## Problem requirements
Using the entries that follow, collect the lines where the word "bằng" appears.

-- start Listed records --

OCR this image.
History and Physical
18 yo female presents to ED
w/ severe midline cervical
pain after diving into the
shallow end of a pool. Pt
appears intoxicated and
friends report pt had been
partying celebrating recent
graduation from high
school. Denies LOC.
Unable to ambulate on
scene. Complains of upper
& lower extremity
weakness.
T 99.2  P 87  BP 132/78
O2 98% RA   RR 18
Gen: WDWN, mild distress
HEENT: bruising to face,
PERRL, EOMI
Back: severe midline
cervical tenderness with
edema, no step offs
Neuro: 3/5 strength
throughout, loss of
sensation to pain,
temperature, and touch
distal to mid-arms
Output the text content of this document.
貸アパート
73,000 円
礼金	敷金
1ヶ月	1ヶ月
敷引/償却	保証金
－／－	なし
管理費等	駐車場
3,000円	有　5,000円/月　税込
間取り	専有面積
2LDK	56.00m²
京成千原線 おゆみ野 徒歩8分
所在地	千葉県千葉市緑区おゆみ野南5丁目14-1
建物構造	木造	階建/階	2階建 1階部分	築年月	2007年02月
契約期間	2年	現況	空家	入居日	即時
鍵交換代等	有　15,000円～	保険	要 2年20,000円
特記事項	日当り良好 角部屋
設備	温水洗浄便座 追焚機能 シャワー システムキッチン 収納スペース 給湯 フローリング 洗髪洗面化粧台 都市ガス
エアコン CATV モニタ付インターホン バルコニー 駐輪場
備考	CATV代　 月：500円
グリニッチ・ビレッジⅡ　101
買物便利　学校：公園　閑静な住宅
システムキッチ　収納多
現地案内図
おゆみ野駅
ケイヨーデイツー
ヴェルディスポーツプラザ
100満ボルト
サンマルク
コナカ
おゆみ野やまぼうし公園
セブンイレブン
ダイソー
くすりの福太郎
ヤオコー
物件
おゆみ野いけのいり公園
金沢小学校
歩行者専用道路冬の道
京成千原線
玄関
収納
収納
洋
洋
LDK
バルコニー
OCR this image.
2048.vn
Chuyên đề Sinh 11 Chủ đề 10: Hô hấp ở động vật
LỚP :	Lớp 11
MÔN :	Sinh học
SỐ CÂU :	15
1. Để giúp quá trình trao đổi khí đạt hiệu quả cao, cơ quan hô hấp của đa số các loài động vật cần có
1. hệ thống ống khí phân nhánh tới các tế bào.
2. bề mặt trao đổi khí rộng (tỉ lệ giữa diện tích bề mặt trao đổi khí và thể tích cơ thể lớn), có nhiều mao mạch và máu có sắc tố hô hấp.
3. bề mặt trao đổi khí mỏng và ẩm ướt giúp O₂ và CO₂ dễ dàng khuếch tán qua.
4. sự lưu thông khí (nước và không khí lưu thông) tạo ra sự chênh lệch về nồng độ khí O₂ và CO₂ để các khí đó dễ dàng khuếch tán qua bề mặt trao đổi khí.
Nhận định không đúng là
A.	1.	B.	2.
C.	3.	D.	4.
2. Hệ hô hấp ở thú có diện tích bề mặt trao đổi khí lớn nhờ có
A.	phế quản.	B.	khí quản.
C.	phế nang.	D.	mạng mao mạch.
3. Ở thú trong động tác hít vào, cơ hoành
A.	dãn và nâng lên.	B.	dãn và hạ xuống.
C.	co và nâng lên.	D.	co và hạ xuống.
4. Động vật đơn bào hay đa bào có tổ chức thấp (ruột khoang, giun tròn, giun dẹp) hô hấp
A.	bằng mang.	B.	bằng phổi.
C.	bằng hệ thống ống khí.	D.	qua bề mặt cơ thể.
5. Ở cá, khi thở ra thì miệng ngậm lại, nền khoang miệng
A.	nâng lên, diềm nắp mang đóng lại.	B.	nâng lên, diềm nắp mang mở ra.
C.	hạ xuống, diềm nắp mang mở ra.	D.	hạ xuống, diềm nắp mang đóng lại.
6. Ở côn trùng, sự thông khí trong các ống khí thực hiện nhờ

-- end Listed records --

## Result for this task
A.	bằng mang.	B.	bằng phổi.
C.	bằng hệ thống ống khí.	D.	qua bề mặt cơ thể.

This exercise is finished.